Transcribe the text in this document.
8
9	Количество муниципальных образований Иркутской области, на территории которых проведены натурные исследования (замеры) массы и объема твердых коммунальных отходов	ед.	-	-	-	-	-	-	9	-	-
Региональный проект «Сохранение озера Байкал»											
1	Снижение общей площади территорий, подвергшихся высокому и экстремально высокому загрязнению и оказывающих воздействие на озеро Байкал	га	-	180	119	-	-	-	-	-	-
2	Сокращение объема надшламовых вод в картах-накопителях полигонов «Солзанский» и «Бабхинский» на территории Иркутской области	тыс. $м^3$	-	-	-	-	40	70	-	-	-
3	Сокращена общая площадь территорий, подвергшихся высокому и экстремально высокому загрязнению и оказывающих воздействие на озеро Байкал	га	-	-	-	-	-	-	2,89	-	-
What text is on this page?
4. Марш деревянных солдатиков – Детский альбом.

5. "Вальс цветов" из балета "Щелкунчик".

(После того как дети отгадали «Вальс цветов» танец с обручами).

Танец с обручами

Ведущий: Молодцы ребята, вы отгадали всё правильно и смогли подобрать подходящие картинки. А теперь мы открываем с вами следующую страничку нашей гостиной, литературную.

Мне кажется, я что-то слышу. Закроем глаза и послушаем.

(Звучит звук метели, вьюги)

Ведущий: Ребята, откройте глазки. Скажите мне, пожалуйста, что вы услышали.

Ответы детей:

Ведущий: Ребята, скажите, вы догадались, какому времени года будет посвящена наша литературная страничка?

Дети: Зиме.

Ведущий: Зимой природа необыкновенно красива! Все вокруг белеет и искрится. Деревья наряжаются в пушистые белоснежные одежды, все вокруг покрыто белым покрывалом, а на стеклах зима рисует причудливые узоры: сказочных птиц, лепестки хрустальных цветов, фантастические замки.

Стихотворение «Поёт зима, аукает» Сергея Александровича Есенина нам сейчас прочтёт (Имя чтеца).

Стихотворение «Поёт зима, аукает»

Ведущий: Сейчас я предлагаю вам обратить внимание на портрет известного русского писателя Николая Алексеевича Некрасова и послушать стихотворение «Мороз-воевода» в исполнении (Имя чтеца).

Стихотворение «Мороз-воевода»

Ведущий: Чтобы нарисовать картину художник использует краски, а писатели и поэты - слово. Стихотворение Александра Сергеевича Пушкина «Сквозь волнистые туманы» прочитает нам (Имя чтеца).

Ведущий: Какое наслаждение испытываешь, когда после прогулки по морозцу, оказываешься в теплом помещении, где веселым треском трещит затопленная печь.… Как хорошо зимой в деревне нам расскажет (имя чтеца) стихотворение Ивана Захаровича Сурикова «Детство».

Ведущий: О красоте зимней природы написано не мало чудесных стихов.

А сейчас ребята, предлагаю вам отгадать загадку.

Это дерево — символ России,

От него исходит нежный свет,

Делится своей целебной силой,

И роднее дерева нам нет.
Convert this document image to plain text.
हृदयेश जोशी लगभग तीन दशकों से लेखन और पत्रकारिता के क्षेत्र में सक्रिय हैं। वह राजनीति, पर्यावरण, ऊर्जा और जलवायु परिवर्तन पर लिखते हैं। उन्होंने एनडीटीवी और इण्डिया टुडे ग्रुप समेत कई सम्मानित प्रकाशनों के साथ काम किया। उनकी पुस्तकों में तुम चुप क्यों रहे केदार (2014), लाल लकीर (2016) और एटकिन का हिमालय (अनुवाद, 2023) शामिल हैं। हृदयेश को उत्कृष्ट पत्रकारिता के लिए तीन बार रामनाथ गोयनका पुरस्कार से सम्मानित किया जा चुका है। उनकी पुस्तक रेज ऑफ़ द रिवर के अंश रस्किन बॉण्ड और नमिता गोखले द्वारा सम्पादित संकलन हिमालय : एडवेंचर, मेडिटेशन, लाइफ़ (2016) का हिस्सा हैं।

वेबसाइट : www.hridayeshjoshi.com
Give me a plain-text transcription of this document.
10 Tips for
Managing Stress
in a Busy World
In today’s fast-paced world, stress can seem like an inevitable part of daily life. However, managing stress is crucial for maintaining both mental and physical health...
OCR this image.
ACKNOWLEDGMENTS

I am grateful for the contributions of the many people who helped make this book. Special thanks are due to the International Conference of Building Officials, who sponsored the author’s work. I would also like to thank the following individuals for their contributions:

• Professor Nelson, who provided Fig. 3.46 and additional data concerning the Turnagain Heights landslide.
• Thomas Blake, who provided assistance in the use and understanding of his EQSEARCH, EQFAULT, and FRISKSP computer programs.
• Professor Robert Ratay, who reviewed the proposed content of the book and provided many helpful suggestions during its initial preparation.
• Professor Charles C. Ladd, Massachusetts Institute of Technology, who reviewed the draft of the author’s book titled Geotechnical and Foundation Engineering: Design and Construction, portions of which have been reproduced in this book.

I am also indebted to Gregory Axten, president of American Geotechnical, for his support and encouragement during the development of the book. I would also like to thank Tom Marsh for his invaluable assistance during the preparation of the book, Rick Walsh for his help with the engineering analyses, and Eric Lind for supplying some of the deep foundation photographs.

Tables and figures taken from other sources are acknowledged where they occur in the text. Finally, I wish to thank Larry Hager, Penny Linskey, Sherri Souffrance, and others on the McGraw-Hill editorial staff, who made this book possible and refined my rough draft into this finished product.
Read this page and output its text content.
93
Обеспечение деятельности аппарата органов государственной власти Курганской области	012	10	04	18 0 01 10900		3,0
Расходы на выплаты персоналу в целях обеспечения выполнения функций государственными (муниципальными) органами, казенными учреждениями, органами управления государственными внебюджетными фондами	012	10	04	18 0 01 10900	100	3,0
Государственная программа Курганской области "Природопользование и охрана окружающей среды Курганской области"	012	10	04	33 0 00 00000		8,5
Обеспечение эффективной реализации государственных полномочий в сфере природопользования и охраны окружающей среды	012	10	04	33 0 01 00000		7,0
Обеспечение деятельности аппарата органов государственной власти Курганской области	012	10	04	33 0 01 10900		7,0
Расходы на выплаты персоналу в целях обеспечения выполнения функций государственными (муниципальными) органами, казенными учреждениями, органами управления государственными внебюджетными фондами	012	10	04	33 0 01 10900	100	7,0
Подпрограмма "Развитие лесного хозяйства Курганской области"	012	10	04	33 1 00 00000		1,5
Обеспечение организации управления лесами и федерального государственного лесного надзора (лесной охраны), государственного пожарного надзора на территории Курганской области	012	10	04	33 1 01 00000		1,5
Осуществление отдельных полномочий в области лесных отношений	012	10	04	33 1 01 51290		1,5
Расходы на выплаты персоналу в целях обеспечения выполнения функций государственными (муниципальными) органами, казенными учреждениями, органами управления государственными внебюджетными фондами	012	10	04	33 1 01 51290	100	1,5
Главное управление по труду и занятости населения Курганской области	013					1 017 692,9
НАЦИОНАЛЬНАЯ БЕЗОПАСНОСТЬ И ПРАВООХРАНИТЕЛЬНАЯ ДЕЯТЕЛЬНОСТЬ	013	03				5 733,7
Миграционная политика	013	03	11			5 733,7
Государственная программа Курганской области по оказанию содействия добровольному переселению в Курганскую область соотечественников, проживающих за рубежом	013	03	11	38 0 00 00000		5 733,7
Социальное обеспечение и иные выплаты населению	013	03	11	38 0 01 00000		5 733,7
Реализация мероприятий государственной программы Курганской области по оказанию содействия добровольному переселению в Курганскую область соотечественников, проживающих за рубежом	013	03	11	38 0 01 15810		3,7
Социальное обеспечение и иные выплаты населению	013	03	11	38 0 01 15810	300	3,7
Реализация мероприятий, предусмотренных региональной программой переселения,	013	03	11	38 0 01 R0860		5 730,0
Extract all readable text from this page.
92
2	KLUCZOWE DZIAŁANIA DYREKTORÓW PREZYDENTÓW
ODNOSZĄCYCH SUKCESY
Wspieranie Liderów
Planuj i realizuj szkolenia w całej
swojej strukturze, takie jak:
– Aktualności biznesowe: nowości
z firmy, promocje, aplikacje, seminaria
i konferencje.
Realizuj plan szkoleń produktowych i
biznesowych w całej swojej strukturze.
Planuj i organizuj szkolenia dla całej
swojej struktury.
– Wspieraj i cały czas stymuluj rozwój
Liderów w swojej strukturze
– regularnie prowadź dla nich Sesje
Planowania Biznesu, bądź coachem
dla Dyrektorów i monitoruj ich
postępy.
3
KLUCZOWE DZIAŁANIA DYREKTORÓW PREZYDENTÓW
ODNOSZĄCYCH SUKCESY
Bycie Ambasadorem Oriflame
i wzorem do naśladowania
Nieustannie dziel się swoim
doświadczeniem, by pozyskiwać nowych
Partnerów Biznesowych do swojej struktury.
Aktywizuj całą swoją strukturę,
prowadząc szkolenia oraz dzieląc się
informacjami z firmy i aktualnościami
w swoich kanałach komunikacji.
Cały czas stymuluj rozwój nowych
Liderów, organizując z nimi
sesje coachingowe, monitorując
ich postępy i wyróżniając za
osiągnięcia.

■ Written request
Output the line that contains "Extract all readable text from this page.", followed by every later line in the listing, with no line omitted and none added.

■ Task response
Extract all readable text from this page.
92
2	KLUCZOWE DZIAŁANIA DYREKTORÓW PREZYDENTÓW
ODNOSZĄCYCH SUKCESY
Wspieranie Liderów
Planuj i realizuj szkolenia w całej
swojej strukturze, takie jak:
– Aktualności biznesowe: nowości
z firmy, promocje, aplikacje, seminaria
i konferencje.
Realizuj plan szkoleń produktowych i
biznesowych w całej swojej strukturze.
Planuj i organizuj szkolenia dla całej
swojej struktury.
– Wspieraj i cały czas stymuluj rozwój
Liderów w swojej strukturze
– regularnie prowadź dla nich Sesje
Planowania Biznesu, bądź coachem
dla Dyrektorów i monitoruj ich
postępy.
3
KLUCZOWE DZIAŁANIA DYREKTORÓW PREZYDENTÓW
ODNOSZĄCYCH SUKCESY
Bycie Ambasadorem Oriflame
i wzorem do naśladowania
Nieustannie dziel się swoim
doświadczeniem, by pozyskiwać nowych
Partnerów Biznesowych do swojej struktury.
Aktywizuj całą swoją strukturę,
prowadząc szkolenia oraz dzieląc się
informacjami z firmy i aktualnościami
w swoich kanałach komunikacji.
Cały czas stymuluj rozwój nowych
Liderów, organizując z nimi
sesje coachingowe, monitorując
ich postępy i wyróżniając za
osiągnięcia.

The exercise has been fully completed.